- Dati forniti
━━━━━━━━━━━━━━━━━━━━━━━━━━━━━━
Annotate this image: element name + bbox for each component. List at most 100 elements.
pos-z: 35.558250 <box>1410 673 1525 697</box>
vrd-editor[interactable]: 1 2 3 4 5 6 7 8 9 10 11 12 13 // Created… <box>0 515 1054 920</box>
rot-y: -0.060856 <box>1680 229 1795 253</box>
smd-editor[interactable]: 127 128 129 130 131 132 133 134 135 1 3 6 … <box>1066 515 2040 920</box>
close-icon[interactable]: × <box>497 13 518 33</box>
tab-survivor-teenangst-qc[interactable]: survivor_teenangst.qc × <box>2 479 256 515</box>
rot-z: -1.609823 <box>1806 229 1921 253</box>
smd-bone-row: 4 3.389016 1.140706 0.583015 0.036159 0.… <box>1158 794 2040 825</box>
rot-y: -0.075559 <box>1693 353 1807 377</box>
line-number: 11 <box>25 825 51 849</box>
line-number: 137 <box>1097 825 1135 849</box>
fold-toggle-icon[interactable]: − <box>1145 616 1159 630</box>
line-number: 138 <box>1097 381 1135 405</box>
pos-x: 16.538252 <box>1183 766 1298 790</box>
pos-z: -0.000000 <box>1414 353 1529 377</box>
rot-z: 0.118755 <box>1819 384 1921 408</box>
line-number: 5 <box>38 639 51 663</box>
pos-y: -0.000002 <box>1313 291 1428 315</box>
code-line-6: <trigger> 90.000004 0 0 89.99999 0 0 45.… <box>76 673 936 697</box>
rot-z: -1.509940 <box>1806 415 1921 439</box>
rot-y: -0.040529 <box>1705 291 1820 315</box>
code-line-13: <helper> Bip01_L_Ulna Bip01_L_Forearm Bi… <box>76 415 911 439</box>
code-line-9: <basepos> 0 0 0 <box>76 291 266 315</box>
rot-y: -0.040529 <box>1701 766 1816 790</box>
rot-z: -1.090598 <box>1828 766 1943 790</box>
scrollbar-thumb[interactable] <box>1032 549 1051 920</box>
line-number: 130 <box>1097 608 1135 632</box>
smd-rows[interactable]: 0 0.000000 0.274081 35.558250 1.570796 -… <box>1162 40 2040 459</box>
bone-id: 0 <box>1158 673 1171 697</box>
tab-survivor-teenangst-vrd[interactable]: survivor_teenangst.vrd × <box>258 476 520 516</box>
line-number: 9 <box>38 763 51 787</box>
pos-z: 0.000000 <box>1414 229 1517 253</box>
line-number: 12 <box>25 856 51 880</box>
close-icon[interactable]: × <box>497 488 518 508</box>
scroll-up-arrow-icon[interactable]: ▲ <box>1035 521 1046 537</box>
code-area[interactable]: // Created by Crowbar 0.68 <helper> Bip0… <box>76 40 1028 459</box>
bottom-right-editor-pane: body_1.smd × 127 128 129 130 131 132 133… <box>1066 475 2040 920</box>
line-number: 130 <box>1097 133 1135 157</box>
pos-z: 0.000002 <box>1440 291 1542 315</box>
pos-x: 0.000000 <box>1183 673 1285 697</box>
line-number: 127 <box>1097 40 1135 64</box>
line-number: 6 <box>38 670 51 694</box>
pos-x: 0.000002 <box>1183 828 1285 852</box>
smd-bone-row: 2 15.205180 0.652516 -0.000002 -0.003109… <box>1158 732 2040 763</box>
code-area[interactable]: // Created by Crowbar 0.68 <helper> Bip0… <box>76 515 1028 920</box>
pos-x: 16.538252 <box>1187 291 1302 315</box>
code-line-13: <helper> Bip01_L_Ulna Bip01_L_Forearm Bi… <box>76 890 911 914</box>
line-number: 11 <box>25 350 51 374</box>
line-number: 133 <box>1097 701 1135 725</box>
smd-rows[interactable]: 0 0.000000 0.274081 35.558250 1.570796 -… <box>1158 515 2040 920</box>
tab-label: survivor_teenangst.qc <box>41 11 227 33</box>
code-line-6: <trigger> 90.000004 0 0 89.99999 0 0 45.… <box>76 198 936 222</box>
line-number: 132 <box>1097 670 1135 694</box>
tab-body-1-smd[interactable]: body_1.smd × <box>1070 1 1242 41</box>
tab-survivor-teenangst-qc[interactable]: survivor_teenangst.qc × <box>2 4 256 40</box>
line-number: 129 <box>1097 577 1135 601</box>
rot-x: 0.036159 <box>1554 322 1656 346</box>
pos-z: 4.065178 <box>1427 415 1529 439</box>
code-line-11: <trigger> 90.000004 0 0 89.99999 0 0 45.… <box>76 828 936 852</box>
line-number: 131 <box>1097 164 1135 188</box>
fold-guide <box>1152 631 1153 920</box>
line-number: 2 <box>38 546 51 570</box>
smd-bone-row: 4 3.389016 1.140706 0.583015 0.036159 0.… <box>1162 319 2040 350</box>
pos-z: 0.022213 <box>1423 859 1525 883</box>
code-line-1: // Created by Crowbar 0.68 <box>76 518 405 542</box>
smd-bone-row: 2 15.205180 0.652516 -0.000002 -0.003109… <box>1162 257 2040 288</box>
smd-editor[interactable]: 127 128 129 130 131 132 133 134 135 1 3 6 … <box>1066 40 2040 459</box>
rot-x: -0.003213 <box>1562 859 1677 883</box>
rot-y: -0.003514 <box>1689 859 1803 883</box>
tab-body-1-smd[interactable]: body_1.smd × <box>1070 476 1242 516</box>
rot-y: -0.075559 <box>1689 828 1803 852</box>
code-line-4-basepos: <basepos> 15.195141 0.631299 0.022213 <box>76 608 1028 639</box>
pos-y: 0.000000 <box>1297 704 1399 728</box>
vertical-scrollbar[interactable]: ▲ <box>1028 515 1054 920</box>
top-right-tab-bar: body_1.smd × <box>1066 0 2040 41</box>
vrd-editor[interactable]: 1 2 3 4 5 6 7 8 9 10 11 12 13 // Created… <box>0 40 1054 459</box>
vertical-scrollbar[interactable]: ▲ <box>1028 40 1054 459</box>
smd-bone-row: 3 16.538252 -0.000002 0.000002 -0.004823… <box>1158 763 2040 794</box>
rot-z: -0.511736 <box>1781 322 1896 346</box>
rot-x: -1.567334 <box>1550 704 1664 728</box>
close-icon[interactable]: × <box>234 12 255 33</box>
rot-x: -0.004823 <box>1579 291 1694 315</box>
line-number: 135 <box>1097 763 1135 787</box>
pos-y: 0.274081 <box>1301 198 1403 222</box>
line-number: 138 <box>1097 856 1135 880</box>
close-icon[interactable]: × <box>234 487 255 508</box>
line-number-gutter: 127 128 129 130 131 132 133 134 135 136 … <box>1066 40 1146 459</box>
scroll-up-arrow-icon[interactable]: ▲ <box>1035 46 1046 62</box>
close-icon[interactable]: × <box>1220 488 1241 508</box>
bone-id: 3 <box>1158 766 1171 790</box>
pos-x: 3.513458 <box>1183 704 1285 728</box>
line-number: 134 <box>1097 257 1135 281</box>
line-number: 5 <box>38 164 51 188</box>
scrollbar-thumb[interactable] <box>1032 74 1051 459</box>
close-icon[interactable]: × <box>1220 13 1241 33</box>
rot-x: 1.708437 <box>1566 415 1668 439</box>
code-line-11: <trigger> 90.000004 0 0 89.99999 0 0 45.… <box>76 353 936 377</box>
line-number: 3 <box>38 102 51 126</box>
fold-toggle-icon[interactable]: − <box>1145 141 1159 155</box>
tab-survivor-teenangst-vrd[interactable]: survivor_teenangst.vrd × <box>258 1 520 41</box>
━━━━━━━━━━━━━━━━━━━━━━━━━━━━━━
- Istruzioni e requisiti
Ricopia senza modifiche le voci qui sopra, partendo dalla prima riga e fermandoti dopo quella che contiene "code-line-9: <basepos> 0", inclusa.

- Soluzione del problema
Annotate this image: element name + bbox for each component. List at most 100 elements.
pos-z: 35.558250 <box>1410 673 1525 697</box>
vrd-editor[interactable]: 1 2 3 4 5 6 7 8 9 10 11 12 13 // Created… <box>0 515 1054 920</box>
rot-y: -0.060856 <box>1680 229 1795 253</box>
smd-editor[interactable]: 127 128 129 130 131 132 133 134 135 1 3 6 … <box>1066 515 2040 920</box>
close-icon[interactable]: × <box>497 13 518 33</box>
tab-survivor-teenangst-qc[interactable]: survivor_teenangst.qc × <box>2 479 256 515</box>
rot-z: -1.609823 <box>1806 229 1921 253</box>
smd-bone-row: 4 3.389016 1.140706 0.583015 0.036159 0.… <box>1158 794 2040 825</box>
rot-y: -0.075559 <box>1693 353 1807 377</box>
line-number: 11 <box>25 825 51 849</box>
line-number: 137 <box>1097 825 1135 849</box>
fold-toggle-icon[interactable]: − <box>1145 616 1159 630</box>
line-number: 138 <box>1097 381 1135 405</box>
pos-x: 16.538252 <box>1183 766 1298 790</box>
pos-z: -0.000000 <box>1414 353 1529 377</box>
rot-z: 0.118755 <box>1819 384 1921 408</box>
line-number: 5 <box>38 639 51 663</box>
pos-y: -0.000002 <box>1313 291 1428 315</box>
code-line-6: <trigger> 90.000004 0 0 89.99999 0 0 45.… <box>76 673 936 697</box>
rot-z: -1.509940 <box>1806 415 1921 439</box>
rot-y: -0.040529 <box>1705 291 1820 315</box>
code-line-13: <helper> Bip01_L_Ulna Bip01_L_Forearm Bi… <box>76 415 911 439</box>
code-line-9: <basepos> 0 0 0 <box>76 291 266 315</box>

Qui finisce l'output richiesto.